DATA FOR THIS TASK start

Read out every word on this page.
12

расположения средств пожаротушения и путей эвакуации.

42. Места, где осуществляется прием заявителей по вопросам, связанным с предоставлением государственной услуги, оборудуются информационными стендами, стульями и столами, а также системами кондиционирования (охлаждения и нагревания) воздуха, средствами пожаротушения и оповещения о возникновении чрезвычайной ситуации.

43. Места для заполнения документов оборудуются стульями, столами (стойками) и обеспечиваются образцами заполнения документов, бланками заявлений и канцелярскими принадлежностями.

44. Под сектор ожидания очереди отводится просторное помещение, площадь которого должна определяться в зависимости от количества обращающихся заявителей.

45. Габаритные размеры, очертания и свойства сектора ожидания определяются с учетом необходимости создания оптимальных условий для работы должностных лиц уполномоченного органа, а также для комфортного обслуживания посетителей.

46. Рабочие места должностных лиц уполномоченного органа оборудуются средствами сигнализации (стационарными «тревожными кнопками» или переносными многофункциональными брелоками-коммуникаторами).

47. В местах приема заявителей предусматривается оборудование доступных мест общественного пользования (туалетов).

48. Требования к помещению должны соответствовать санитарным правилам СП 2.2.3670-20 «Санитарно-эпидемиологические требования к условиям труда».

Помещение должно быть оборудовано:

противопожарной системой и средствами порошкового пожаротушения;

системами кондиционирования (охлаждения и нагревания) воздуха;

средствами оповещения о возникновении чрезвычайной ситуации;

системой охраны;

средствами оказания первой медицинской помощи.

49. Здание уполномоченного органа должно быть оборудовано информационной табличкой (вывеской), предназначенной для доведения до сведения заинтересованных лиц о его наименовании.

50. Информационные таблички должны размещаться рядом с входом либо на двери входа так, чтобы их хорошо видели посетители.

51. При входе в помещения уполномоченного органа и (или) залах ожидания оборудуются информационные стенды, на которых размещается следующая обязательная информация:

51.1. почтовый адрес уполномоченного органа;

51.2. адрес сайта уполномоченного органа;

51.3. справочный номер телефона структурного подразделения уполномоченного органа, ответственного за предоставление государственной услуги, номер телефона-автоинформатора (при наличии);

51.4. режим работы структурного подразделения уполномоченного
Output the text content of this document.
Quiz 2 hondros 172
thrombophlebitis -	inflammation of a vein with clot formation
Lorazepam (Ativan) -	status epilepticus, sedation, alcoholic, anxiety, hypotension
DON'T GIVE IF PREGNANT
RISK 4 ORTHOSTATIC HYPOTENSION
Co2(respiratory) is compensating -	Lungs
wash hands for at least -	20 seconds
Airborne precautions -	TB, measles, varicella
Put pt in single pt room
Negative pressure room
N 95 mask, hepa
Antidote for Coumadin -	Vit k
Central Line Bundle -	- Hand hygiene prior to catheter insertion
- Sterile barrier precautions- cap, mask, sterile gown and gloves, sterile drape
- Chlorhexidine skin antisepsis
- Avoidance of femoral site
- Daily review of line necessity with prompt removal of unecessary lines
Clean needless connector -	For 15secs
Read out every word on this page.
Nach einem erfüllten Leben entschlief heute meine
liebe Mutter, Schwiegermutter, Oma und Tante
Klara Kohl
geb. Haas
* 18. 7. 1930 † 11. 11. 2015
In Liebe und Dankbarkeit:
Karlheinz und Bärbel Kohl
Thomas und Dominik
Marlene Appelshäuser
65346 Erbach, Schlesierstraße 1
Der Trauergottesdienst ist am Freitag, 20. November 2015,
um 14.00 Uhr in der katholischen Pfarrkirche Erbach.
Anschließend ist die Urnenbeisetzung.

DATA FOR THIS TASK end

§ TASK DESCRIPTION:
Copy out every line of the data that includes the word "стульями".

§ ANSWER TO THIS PROBLEM:
42. Места, где осуществляется прием заявителей по вопросам, связанным с предоставлением государственной услуги, оборудуются информационными стендами, стульями и столами, а также системами кондиционирования (охлаждения и нагревания) воздуха, средствами пожаротушения и оповещения о возникновении чрезвычайной ситуации.
43. Места для заполнения документов оборудуются стульями, столами (стойками) и обеспечиваются образцами заполнения документов, бланками заявлений и канцелярскими принадлежностями.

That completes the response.